Request 1: Will you rewrite the passage on Ruth's home runs between "Ruth got it" and "but not anymore.", inclusive, and substitute "ordinary" for "garden-variety"?
Request 2: Can you pick up the passage on Ruth's home runs from its last sentence and carry it forward?

Passage to read:
┄┄┄┄┄┄┄┄┄┄

Bat hit ball and sent it up, up, and out, over the roof of the grandstand in right, leaving the park between the fourth and fifth flags that adorned the roof and then onto little Manhattan Field, a local park in the Polo Grounds' shadow. The consensus was that it was the longest home run ever hit at the ballpark. It tied the game, and although the Red Sox eventually lost in 13 innings, no one cared. The major league single season home run record, regardless of league or era, was Ruth's and Ruth's alone: 28 home runs. There were no others to break.

Now it was as if Ruth stood back, looked around, and asked if there was possibly any other kind of record he might set with his next home run. The Red Sox went from New York to Washington, where Ruth hadn't hit a home run all season long, the only place he hadn't done so. No major leaguer had ever hit a home run in the same season in every park in the league.

Ruth got it over early this time in ho-hum fashion, in the third inning driving the ball only four or five feet over the right field fence, this time not breaking up a ballgame or crashing through a porch or a window, just a plain old, garden-variety home run. Yet even that was special in its own way. Only a few short years before, every home run hit anywhere over the fence had been the cause of wonder, an anomaly that seemed both a bit magical and accidental at the same time. Now, Ruth had made it both spectacular and commonplace. The notion that there could be “just” an average home run had once been unthinkable, but not anymore.

Thirty was a nice round number, but on the last day of the season Ruth sat on his laurels—sort of. Actually, at the peak of his popularity, he jumped the club, walking out on his teammates, stiffing the fans, and giving everybody who cared about him a big fat raspberry. Right when every eye on the game was trained on him, Ruth told everyone where to get off and thought only of himself. He had been offered a pretty good payday to play an exhibition in Baltimore, so he left. Frazee later lumped it in with his midseason shipyard vacation in 1918 as another example if Ruth's me-first attitude.

┄┄┄┄┄┄┄┄┄┄

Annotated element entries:

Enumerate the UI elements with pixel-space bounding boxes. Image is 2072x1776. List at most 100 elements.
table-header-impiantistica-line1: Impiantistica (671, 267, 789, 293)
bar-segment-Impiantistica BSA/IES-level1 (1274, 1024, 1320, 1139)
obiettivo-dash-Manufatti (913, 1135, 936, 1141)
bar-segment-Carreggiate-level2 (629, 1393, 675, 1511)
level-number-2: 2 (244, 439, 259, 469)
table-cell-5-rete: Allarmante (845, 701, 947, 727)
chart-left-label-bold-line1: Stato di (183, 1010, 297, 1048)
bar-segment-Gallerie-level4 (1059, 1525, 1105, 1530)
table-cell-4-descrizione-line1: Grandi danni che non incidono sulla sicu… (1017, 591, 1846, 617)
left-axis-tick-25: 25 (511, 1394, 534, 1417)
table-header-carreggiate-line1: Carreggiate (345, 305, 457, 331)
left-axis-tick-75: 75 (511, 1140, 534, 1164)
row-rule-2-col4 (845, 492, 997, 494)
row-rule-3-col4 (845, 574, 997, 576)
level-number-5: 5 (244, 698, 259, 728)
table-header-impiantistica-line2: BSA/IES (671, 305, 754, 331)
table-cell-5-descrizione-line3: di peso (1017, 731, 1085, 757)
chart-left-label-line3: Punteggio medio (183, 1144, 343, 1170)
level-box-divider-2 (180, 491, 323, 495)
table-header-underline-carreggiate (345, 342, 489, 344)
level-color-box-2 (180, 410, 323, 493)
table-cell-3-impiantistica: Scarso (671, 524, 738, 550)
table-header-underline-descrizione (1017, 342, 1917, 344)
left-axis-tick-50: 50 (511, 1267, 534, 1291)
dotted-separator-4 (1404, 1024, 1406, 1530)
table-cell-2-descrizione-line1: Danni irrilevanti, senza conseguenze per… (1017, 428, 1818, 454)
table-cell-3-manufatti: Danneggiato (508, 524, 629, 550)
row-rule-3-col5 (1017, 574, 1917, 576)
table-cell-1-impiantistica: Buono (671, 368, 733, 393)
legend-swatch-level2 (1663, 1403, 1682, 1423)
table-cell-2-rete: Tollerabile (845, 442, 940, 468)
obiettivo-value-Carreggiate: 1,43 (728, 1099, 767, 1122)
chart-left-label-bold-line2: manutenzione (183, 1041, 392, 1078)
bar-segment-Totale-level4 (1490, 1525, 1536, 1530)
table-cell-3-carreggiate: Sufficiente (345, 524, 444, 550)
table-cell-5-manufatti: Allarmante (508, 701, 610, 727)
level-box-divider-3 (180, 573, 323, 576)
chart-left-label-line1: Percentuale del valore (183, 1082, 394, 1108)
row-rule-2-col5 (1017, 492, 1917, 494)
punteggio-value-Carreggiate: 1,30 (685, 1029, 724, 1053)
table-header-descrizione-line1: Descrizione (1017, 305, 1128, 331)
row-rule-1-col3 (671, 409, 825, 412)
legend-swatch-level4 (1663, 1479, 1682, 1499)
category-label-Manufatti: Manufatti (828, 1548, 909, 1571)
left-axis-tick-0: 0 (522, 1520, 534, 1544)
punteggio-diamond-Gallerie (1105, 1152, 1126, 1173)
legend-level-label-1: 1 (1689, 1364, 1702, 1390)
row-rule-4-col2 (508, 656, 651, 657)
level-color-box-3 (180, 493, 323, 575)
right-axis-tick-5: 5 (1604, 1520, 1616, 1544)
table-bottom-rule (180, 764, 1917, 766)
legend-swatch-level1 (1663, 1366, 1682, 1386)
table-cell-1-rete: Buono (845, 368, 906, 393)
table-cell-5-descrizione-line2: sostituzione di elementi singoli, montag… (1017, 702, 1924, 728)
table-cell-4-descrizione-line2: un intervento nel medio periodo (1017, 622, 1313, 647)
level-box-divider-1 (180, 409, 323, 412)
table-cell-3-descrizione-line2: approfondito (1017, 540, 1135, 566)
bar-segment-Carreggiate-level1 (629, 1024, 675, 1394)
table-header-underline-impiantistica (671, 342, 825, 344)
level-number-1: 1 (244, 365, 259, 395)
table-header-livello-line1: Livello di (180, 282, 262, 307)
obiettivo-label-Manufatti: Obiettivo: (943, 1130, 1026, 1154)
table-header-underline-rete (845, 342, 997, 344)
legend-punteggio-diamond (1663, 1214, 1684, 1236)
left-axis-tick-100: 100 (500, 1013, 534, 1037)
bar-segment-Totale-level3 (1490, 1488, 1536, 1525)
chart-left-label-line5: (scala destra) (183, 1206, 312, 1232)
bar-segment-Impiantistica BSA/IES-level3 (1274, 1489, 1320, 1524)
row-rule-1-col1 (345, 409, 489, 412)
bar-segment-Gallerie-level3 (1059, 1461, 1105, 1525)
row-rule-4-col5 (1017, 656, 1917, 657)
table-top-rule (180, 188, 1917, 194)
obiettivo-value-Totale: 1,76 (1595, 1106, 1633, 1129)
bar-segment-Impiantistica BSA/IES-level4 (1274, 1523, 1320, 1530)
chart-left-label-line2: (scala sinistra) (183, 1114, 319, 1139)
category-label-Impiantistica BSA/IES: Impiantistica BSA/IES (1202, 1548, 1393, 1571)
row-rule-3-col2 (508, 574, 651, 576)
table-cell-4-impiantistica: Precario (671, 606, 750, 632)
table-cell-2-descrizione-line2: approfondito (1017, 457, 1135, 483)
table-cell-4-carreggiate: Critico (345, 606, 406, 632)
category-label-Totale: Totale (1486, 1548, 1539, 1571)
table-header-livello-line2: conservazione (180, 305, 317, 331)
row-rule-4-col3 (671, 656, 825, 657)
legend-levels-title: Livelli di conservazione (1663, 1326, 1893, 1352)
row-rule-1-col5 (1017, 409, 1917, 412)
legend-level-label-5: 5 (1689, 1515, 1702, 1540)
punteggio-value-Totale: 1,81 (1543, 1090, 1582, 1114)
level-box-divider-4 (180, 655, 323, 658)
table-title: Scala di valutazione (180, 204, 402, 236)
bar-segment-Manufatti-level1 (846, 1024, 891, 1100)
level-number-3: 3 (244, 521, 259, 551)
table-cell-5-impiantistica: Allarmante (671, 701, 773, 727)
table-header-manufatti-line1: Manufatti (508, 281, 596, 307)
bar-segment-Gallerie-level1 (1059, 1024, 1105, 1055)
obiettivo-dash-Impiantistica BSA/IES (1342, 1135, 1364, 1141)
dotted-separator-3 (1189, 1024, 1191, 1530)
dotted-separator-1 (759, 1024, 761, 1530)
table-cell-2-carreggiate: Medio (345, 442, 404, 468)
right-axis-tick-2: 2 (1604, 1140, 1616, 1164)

┄┄┄┄┄┄┄┄┄┄

Exercise response 1:
Ruth got it over early this time in ho-hum fashion, in the third inning driving the ball only four or five feet over the right field fence, this time not breaking up a ballgame or crashing through a porch or a window, just a plain old, ordinary home run. Yet even that was special in its own way. Only a few short years before, every home run hit anywhere over the fence had been the cause of wonder, an anomaly that seemed both a bit magical and accidental at the same time. Now, Ruth had made it both spectacular and commonplace. The notion that there could be “just” an average home run had once been unthinkable, but not anymore.

Exercise response 2:
Either way, the move was both ballsy and selfish. By playing for another team, Ruth was breaking his contract, and had the Red Sox chose to, they could have caused trouble for him, and so could have Ban Johnson. But for the time being, Ruth was more powerful than all of them put together. He pretty much did what he pleased, and on the last day of the season, on what would have been his final day in a Boston uniform, he ditched everybody, missing a chance to hit home run number 30 to play with a bunch of strangers for money.

That says a lot about just who Ruth was at the time. Nothing was ever enough for him, his appetite in all things never sated, and apart from women and food, nothing drove Ruth like money. For the chance to make a dollar, he'd risk his reputation. Maybe it was insecurity, maybe it was greed, maybe it was childhood poverty, maybe it was ignorance, or maybe it was genius, but there was little Ruth wouldn't do for a check.

For the record, Ruth finished the season with a 9–5 record on the mound, a record better than the way he pitched. At the plate, however, he recorded numbers not yet seen, finishing with a record 29 home runs, and also leading the league in runs with 103, and RBI, with 113, while batting .322, with an OPS of 1.114 and a cumulative WAR, as pitcher and hitter, of 10.2. History tells us that WAR mark was second in the AL only to Walter Johnson of the Senators, who was still proving that pitching was perhaps more valuable than hitting.

It has become something of a cliché to say that had there been an MVP award in 1919, Ruth would have won in a rout, but that's not true, not if one paid attention. The frenzy of record setting in the season's final few weeks masked a thousand ills. The Red Sox finished sixth, 20
½
games behind pennant-winning Chicago, far out of the money, and after April, in which they went 4–1, only in September did the ball club have a winning record. Although the big crowds of the final month of the season helped the bottom line, a contending club for an entire season would have proven even more lucrative.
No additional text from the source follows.